[start Selected excerpt]
Rachel had inherited my old computer (Baby Beast) when I bought my current, incredible computer (Black Beauty). Unfortunately, it kept losing track of its boot drive, and only occasionally worked. The whole point of her going part time was to get her to focus on researching the notion of building her own business (in crafts or books) and writing her stories. She couldn’t do either without a computer, and I couldn’t just lend her mine since I work on mine.
Well that and I don’t like other people being on my computer. I won’t justify it; it’s neurotic.
I have to admit that I got the idea from PC World. Dad had gotten me a subscription and it had an article on laptops that were larger than the truly tiny palm-tops, but smaller than the briefcase-sized standard laptops. The ones they reviewed were all similarly-specified, but one of them was a mere $350. It also was as powerful as Baby Beast. That pretty much decided it for me.
I had a great deal of fun teasing Rachel that I had bought her a relatively expensive present – and that she would be getting it soon. The day it was scheduled to arrive (and did), Rachel worked a mid shift at work, and I made sure to tell her it would be delivered in her absence. I’m rather glad this happened, though, because it gave me a bit of time to install all the various bits of software she needed.
[end Selected excerpt]
[start Items]
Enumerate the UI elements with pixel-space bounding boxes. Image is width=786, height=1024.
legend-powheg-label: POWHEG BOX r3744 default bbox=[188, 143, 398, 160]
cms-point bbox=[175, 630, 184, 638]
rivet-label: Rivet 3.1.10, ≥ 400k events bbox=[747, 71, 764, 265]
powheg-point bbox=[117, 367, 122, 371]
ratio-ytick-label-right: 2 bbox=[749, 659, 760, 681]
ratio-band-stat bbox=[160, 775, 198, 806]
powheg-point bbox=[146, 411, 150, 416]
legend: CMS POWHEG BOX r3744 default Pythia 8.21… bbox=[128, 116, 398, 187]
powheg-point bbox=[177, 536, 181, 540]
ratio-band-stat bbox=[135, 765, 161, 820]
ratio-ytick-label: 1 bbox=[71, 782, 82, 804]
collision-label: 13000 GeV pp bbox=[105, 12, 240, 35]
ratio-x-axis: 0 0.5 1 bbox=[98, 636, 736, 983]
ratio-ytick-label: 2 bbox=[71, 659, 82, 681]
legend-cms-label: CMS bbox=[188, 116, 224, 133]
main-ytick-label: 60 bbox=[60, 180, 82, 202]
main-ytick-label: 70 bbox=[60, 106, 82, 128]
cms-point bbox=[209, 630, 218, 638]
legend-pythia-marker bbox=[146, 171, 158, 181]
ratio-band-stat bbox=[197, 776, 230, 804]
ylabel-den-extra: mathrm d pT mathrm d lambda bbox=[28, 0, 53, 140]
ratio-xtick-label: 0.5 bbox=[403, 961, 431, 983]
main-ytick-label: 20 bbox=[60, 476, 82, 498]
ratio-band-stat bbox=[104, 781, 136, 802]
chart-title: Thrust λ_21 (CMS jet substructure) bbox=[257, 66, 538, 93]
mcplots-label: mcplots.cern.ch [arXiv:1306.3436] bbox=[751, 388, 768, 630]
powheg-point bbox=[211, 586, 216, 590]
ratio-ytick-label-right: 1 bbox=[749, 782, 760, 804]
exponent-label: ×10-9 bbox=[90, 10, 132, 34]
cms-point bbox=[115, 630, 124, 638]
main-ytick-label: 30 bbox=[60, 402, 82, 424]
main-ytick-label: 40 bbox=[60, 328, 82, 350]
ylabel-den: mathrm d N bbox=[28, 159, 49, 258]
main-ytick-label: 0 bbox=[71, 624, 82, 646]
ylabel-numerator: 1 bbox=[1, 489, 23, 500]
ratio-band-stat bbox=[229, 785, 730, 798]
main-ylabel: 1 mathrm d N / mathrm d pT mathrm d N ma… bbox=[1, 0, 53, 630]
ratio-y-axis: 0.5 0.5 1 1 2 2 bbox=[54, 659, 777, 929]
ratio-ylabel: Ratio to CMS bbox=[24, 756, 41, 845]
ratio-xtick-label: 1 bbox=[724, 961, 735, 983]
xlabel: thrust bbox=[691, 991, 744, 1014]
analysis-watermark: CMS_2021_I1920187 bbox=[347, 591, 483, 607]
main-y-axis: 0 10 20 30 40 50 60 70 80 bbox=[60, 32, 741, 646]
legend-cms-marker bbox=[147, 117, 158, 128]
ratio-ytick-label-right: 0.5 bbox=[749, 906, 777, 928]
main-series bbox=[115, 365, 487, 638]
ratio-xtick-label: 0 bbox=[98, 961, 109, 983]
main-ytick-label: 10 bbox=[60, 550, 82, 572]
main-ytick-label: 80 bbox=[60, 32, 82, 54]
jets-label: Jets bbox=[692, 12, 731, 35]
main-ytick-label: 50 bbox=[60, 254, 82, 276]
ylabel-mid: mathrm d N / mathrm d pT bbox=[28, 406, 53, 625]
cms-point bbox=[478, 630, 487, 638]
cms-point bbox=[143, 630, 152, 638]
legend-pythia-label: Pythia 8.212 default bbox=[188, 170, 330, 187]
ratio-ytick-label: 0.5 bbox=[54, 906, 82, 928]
[end Items]
Given instruction 1
According to the passage about the laptop bought for Rachel, what was the price of the one reviewed laptop that decided the purchase?
Given instruction 2
Resume the passage about the laptop bought for Rachel, picking up right after its final sentence.

Exercise output 1
$350

Exercise output 2
This wasn’t quite as straightforward as with other laptops – this one doesn’t have a CD drive. I came up with a good solution fairly quickly, though: I used Nero to create a CD image, copied that onto a thumb drive, and used Daemon Tools to emulate a CD. Done deal.
It’s nice having a very slim (literally and figuratively) computer around. It has MS Word and Outlook, Trillian, Winamp, Firefox, Avast!, DisplayFusion, KeePass, and the printer, Bluetooth, and scanner drivers.
It boots within a few seconds and doesn’t really need resetting.
I even managed to set up my phone as a modem for it, which means it can surf the Internet anywhere I have a data connection for my phone (which is basically anywhere within 10 miles of any metropolitan area).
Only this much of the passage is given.